Start RAW RECORDS

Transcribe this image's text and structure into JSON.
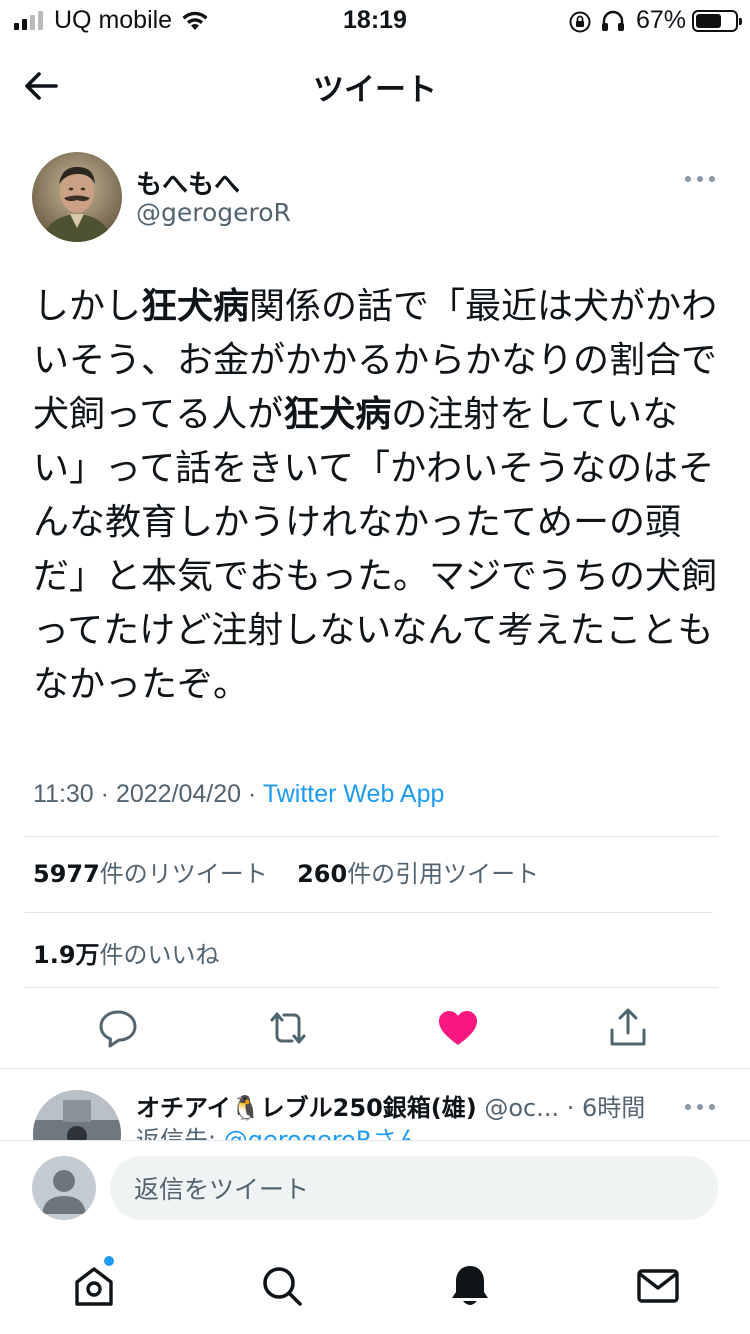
{
  "status_bar": {
    "carrier": "UQ mobile",
    "time": "18:19",
    "battery_percent": "67%",
    "battery_level": 0.67
  },
  "header": {
    "title": "ツイート",
    "back_icon": "arrow-left-icon"
  },
  "tweet": {
    "author_name": "もへもへ",
    "author_handle": "@gerogeroR",
    "body_segments": [
      "しかし",
      "狂犬病",
      "関係の話で「最近は犬がかわいそう、お金がかかるからかなりの割合で犬飼ってる人が",
      "狂犬病",
      "の注射をしていない」って話をきいて「かわいそうなのはそんな教育しかうけれなかったてめーの頭だ」と本気でおもった。マジでうちの犬飼ってたけど注射しないなんて考えたこともなかったぞ。"
    ],
    "time": "11:30",
    "date": "2022/04/20",
    "separator": " · ",
    "source": "Twitter Web App",
    "retweet_count": "5977",
    "retweet_label": "件のリツイート",
    "quote_count": "260",
    "quote_label": "件の引用ツイート",
    "like_count": "1.9万",
    "like_label": "件のいいね",
    "liked": true,
    "colors": {
      "like": "#f91880",
      "link": "#1d9bf0",
      "secondary_text": "#536471"
    }
  },
  "reply_preview": {
    "name": "オチアイ🐧レブル250銀箱(雄)",
    "handle": "@oc...",
    "time": "· 6時間",
    "reply_to_label": "返信先: ",
    "reply_to_link": "@gerogeroRさん"
  },
  "composer": {
    "placeholder": "返信をツイート"
  },
  "tabbar": {
    "items": [
      "home-icon",
      "search-icon",
      "notifications-icon",
      "messages-icon"
    ]
  }
}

End RAW RECORDS

YOUR OBJECTIVE: Every line above should be returned exactly; the pictures stay out.

COMPLETE ANSWER:
Transcribe this image's text and structure into JSON.
{
  "status_bar": {
    "carrier": "UQ mobile",
    "time": "18:19",
    "battery_percent": "67%",
    "battery_level": 0.67
  },
  "header": {
    "title": "ツイート",
    "back_icon": "arrow-left-icon"
  },
  "tweet": {
    "author_name": "もへもへ",
    "author_handle": "@gerogeroR",
    "body_segments": [
      "しかし",
      "狂犬病",
      "関係の話で「最近は犬がかわいそう、お金がかかるからかなりの割合で犬飼ってる人が",
      "狂犬病",
      "の注射をしていない」って話をきいて「かわいそうなのはそんな教育しかうけれなかったてめーの頭だ」と本気でおもった。マジでうちの犬飼ってたけど注射しないなんて考えたこともなかったぞ。"
    ],
    "time": "11:30",
    "date": "2022/04/20",
    "separator": " · ",
    "source": "Twitter Web App",
    "retweet_count": "5977",
    "retweet_label": "件のリツイート",
    "quote_count": "260",
    "quote_label": "件の引用ツイート",
    "like_count": "1.9万",
    "like_label": "件のいいね",
    "liked": true,
    "colors": {
      "like": "#f91880",
      "link": "#1d9bf0",
      "secondary_text": "#536471"
    }
  },
  "reply_preview": {
    "name": "オチアイ🐧レブル250銀箱(雄)",
    "handle": "@oc...",
    "time": "· 6時間",
    "reply_to_label": "返信先: ",
    "reply_to_link": "@gerogeroRさん"
  },
  "composer": {
    "placeholder": "返信をツイート"
  },
  "tabbar": {
    "items": [
      "home-icon",
      "search-icon",
      "notifications-icon",
      "messages-icon"
    ]
  }
}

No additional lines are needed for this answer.